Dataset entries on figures
[Begin]

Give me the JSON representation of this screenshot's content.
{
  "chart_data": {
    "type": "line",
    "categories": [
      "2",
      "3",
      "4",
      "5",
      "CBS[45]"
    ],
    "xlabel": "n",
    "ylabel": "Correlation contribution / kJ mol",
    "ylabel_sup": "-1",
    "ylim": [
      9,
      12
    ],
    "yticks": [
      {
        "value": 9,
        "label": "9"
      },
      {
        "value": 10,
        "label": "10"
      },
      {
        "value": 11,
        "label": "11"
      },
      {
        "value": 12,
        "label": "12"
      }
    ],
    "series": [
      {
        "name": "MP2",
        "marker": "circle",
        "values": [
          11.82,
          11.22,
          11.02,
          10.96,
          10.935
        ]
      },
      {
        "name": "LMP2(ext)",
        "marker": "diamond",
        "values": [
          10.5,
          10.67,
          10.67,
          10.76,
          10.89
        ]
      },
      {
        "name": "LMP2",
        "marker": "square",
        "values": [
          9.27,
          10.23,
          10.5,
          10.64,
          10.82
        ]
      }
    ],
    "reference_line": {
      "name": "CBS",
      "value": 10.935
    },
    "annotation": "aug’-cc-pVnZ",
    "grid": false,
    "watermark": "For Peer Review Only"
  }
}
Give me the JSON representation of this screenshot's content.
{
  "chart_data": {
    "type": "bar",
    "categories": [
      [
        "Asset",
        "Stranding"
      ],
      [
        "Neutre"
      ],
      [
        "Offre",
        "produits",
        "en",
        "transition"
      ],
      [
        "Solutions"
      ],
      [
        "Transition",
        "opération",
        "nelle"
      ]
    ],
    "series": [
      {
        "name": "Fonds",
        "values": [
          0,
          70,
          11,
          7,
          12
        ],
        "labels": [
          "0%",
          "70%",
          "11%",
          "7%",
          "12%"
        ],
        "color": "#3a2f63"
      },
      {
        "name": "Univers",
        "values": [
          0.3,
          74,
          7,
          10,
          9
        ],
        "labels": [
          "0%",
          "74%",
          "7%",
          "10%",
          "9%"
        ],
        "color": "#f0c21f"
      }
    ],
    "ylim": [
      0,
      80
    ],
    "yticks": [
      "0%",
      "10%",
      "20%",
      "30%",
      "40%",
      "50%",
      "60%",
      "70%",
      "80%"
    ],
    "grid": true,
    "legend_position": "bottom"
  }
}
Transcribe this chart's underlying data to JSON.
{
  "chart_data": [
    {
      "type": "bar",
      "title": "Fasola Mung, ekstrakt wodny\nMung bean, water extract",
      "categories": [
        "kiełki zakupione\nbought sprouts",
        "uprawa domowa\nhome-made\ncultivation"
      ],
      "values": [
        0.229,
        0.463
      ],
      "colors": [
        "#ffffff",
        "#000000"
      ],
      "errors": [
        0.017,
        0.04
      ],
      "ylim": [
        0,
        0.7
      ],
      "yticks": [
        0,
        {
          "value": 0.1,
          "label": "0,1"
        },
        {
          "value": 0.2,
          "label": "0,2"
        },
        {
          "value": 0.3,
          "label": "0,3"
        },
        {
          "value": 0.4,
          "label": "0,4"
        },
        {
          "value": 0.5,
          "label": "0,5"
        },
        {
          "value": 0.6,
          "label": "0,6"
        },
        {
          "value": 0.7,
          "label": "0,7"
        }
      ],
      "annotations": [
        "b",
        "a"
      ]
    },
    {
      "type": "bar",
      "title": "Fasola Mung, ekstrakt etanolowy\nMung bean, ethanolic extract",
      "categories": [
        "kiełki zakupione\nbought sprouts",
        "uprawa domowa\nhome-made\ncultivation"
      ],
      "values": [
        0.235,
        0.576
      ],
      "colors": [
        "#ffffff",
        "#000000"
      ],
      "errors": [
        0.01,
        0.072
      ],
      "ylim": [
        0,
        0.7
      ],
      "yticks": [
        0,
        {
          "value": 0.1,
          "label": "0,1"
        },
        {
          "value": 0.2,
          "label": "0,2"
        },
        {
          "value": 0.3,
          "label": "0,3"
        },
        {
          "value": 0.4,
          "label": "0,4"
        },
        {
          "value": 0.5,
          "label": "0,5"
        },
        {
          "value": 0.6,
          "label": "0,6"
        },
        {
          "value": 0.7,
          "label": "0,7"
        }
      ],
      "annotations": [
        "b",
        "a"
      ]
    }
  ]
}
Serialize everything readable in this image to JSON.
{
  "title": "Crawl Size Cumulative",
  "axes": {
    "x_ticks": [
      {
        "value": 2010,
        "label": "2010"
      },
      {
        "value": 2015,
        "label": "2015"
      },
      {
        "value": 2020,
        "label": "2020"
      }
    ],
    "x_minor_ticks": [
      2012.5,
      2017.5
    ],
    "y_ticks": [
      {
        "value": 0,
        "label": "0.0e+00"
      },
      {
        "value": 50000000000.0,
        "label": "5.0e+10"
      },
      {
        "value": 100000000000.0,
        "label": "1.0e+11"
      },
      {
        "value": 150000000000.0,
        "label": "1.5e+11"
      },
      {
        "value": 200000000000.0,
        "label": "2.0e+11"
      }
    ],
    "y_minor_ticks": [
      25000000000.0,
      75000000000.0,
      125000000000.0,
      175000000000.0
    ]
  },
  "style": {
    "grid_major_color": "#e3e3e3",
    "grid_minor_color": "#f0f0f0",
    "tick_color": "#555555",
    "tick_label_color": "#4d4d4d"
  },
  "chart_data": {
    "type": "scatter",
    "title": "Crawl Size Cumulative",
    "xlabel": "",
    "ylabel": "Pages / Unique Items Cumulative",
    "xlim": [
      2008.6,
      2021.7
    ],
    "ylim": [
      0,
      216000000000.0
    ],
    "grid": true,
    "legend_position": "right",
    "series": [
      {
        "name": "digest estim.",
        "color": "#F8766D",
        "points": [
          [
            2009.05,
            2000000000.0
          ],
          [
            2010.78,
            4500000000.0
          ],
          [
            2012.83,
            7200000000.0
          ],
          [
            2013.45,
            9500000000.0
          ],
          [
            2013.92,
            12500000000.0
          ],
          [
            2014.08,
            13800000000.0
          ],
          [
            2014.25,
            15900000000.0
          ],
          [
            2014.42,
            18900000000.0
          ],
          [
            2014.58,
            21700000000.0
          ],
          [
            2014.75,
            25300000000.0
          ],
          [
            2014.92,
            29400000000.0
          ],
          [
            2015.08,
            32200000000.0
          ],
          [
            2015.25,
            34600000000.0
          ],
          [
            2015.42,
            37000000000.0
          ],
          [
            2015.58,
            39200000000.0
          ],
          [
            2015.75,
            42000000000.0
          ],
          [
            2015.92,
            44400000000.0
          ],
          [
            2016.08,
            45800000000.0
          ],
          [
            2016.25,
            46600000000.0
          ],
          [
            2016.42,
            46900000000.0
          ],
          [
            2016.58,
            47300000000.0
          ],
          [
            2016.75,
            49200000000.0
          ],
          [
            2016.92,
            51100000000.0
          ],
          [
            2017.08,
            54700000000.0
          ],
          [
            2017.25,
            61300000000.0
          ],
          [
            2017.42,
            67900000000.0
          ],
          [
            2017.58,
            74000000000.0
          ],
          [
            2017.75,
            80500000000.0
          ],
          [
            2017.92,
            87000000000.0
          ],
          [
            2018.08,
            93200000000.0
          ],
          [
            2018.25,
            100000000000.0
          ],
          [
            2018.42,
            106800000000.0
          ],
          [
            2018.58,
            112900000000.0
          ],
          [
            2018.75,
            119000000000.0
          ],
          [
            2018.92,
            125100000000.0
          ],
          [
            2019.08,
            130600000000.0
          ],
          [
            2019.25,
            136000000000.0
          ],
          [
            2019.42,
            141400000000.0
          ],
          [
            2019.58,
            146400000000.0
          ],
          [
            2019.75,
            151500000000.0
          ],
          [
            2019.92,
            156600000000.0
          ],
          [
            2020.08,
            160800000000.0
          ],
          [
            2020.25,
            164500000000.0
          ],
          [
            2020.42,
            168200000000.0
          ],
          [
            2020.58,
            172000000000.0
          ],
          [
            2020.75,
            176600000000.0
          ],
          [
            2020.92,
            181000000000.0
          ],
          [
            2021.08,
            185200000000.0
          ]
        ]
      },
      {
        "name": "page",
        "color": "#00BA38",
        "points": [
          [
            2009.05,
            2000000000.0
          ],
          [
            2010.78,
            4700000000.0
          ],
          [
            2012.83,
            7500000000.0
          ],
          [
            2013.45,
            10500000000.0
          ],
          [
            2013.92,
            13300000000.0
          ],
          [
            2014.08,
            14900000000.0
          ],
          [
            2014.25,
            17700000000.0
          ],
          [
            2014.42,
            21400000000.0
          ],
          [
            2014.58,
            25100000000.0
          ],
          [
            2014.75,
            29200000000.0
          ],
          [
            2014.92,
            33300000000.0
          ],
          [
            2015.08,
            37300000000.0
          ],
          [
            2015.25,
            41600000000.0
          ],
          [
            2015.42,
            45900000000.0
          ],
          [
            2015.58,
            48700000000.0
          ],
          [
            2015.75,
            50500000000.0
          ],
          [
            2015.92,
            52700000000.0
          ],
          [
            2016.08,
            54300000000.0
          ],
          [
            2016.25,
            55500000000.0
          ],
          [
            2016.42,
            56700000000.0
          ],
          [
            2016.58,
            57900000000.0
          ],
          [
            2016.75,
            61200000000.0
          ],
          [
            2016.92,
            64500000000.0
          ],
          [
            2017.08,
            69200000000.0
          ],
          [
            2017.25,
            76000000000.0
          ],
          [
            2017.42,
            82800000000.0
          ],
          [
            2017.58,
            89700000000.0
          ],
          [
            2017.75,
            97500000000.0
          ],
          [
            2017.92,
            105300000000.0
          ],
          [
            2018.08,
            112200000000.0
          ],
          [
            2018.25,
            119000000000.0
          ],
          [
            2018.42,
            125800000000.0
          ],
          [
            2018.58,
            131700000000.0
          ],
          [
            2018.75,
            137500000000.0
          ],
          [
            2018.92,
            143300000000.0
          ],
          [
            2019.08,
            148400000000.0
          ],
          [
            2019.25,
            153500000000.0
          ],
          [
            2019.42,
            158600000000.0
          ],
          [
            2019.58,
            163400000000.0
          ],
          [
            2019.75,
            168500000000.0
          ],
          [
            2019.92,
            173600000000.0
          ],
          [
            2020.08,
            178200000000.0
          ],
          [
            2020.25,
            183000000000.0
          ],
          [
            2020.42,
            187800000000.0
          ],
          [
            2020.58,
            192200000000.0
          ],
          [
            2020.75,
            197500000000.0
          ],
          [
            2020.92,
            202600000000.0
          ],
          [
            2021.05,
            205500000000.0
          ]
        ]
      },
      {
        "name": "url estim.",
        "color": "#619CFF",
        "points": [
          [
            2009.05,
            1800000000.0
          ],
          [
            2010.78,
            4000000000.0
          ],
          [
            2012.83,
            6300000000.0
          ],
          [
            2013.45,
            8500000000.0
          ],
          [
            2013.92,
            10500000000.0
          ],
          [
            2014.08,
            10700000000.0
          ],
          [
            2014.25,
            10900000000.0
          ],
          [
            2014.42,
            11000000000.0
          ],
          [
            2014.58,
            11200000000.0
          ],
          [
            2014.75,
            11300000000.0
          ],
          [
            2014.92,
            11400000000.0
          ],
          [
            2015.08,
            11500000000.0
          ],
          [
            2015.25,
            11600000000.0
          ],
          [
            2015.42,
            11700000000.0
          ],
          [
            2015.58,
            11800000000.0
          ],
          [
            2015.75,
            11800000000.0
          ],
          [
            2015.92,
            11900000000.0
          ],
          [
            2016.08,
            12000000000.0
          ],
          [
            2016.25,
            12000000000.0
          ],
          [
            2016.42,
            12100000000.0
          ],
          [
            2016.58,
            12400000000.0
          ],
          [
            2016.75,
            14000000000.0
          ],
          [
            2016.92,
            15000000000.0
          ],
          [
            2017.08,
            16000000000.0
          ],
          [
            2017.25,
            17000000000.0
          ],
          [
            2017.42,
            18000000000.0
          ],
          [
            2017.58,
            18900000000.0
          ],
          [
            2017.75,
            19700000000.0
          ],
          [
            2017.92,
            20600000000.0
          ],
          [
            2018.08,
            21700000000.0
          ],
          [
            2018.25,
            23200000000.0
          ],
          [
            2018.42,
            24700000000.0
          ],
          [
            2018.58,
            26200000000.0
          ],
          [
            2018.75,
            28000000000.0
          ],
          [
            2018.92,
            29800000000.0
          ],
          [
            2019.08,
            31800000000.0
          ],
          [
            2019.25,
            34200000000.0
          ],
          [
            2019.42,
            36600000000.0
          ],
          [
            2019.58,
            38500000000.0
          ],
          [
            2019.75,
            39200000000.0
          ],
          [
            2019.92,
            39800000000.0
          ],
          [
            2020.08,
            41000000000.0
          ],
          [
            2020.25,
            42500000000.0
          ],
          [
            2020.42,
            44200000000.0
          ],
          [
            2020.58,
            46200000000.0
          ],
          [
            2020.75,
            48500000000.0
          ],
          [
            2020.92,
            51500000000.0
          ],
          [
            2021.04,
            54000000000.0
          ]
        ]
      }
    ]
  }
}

[End]

* **SET EXERCISE**
Only lines with the string "bean" belong in your answer; copy each one.

* **EXERCISE ANSWER**
      "title": "Fasola Mung, ekstrakt wodny\nMung bean, water extract",
      "title": "Fasola Mung, ekstrakt etanolowy\nMung bean, ethanolic extract",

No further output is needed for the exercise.